* **Records provided**:

★ ★ ★ ★

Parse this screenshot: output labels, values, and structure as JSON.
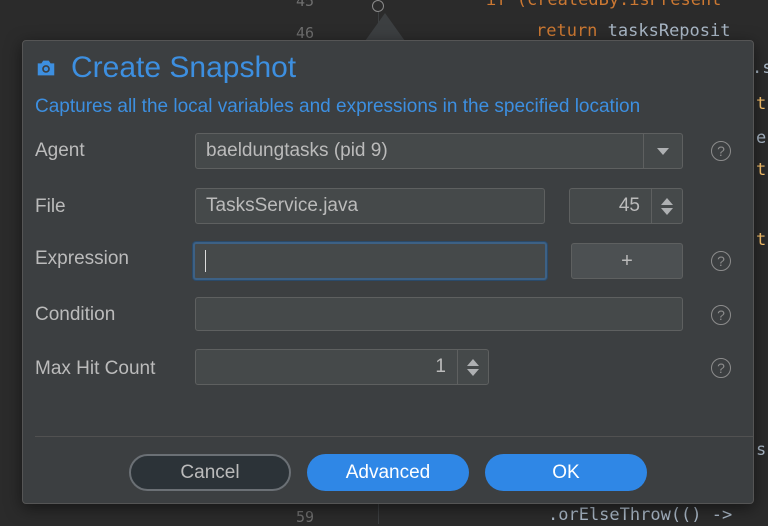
{
  "editor": {
    "line_numbers": [
      "45",
      "46",
      "59"
    ],
    "code_top": "if (createdBy.isPresent",
    "code_return_kw": "return",
    "code_return_rest": " tasksReposit",
    "code_fragments": [
      ".s",
      "t",
      "e",
      "t",
      "t",
      "s"
    ],
    "code_bottom": ".orElseThrow(() ->"
  },
  "dialog": {
    "icon": "camera-icon",
    "title": "Create Snapshot",
    "subtitle": "Captures all the local variables and expressions in the specified location",
    "agent_label": "Agent",
    "agent_value": "baeldungtasks (pid 9)",
    "file_label": "File",
    "file_value": "TasksService.java",
    "line_value": "45",
    "expression_label": "Expression",
    "expression_value": "",
    "add_label": "+",
    "condition_label": "Condition",
    "condition_value": "",
    "max_hit_label": "Max Hit Count",
    "max_hit_value": "1",
    "help_glyph": "?",
    "cancel_label": "Cancel",
    "advanced_label": "Advanced",
    "ok_label": "OK"
  },
  "colors": {
    "accent": "#3d8fe0",
    "primary_button": "#2f87e6",
    "dialog_bg": "#3c3f41",
    "editor_bg": "#2b2b2b"
  }
}
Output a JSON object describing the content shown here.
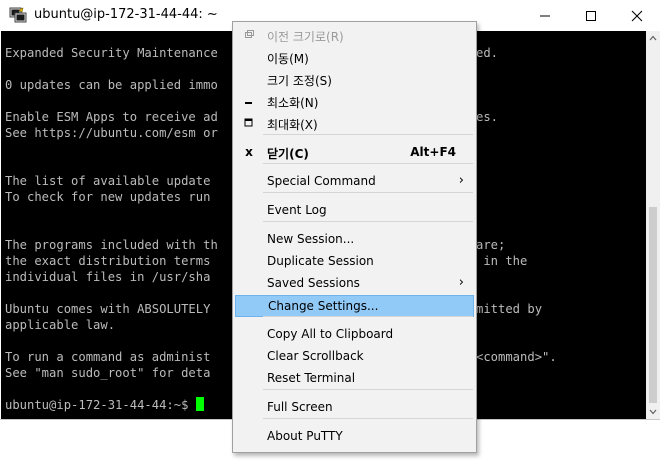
{
  "window": {
    "title": "ubuntu@ip-172-31-44-44: ~",
    "controls": {
      "minimize": "minimize",
      "maximize": "maximize",
      "close": "close"
    }
  },
  "terminal": {
    "lines": [
      "Expanded Security Maintenance",
      "",
      "0 updates can be applied immo",
      "",
      "Enable ESM Apps to receive ad",
      "See https://ubuntu.com/esm or",
      "",
      "",
      "The list of available update",
      "To check for new updates run",
      "",
      "",
      "The programs included with th",
      "the exact distribution terms",
      "individual files in /usr/sha",
      "",
      "Ubuntu comes with ABSOLUTELY",
      "applicable law.",
      "",
      "To run a command as administ",
      "See \"man sudo_root\" for deta",
      "",
      "ubuntu@ip-172-31-44-44:~$"
    ],
    "right_fragments": [
      {
        "row": 0,
        "text": "ed."
      },
      {
        "row": 4,
        "text": "es."
      },
      {
        "row": 12,
        "text": "are;"
      },
      {
        "row": 13,
        "text": " in the"
      },
      {
        "row": 16,
        "text": "mitted by"
      },
      {
        "row": 19,
        "text": "<command>\"."
      }
    ],
    "cursor_color": "#00ff00"
  },
  "context_menu": {
    "items": [
      {
        "name": "restore",
        "label": "이전 크기로(R)",
        "icon": "restore-icon",
        "disabled": true
      },
      {
        "name": "move",
        "label": "이동(M)"
      },
      {
        "name": "size",
        "label": "크기 조정(S)"
      },
      {
        "name": "minimize",
        "label": "최소화(N)",
        "icon": "minimize-glyph-icon"
      },
      {
        "name": "maximize",
        "label": "최대화(X)",
        "icon": "maximize-glyph-icon"
      },
      {
        "name": "close",
        "label": "닫기(C)",
        "icon": "close-icon",
        "shortcut": "Alt+F4",
        "bold": true
      },
      {
        "name": "special-command",
        "label": "Special Command",
        "submenu": true
      },
      {
        "name": "event-log",
        "label": "Event Log"
      },
      {
        "name": "new-session",
        "label": "New Session..."
      },
      {
        "name": "duplicate-session",
        "label": "Duplicate Session"
      },
      {
        "name": "saved-sessions",
        "label": "Saved Sessions",
        "submenu": true
      },
      {
        "name": "change-settings",
        "label": "Change Settings...",
        "highlight": true
      },
      {
        "name": "copy-all",
        "label": "Copy All to Clipboard"
      },
      {
        "name": "clear-scrollback",
        "label": "Clear Scrollback"
      },
      {
        "name": "reset-terminal",
        "label": "Reset Terminal"
      },
      {
        "name": "full-screen",
        "label": "Full Screen"
      },
      {
        "name": "about",
        "label": "About PuTTY"
      }
    ],
    "glyphs": {
      "close": "x",
      "submenu_arrow": "›"
    }
  },
  "colors": {
    "highlight": "#91c9f7",
    "menu_bg": "#f2f2f2",
    "terminal_bg": "#000000",
    "terminal_fg": "#bbbbbb"
  }
}
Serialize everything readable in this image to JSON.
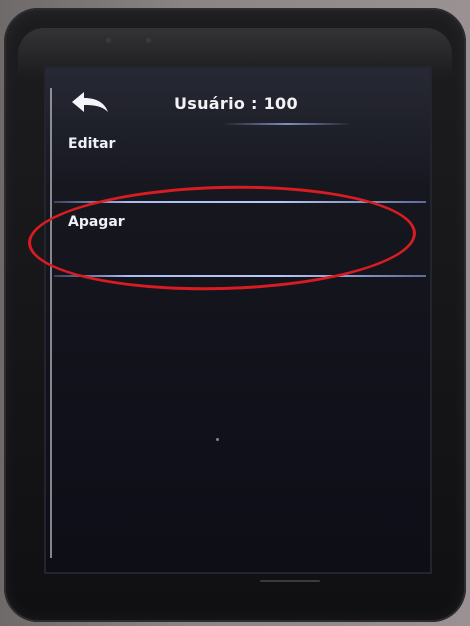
{
  "header": {
    "title": "Usuário : 100",
    "back_icon": "back-arrow-icon"
  },
  "menu": {
    "items": [
      {
        "label": "Editar"
      },
      {
        "label": "Apagar"
      }
    ]
  },
  "colors": {
    "screen_bg": "#13141c",
    "text": "#eef0f6",
    "divider": "#a9bdf2",
    "annotation_ring": "#d81c22",
    "bezel": "#1a1a1c"
  }
}
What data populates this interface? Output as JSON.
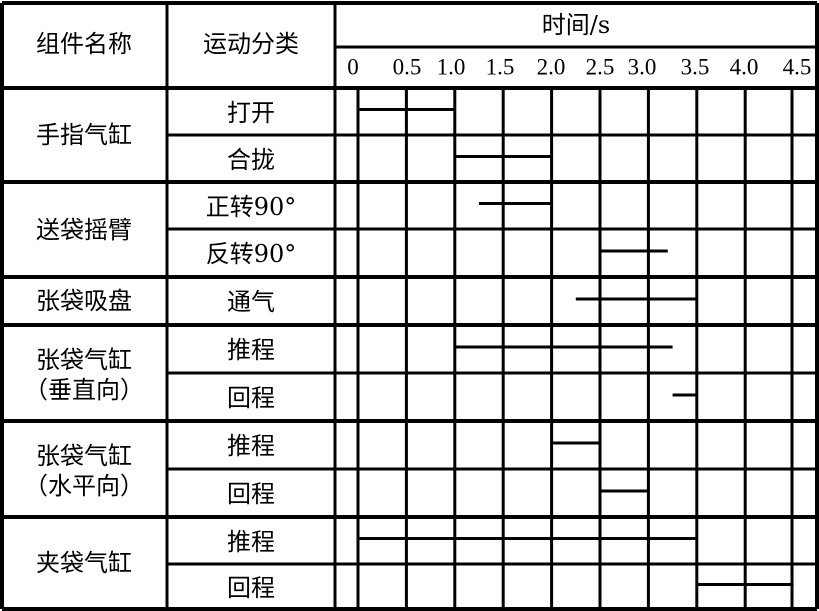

★ ★ ★ ★

* **Task to complete**:
Which lines in the data above contain "this"? Show each one.

* **Answer in full**:
Parse this screenshot: output labels, values, and structure as JSON.
Serialize everything readable in this image to JSON.
What data populates this interface? Output as JSON.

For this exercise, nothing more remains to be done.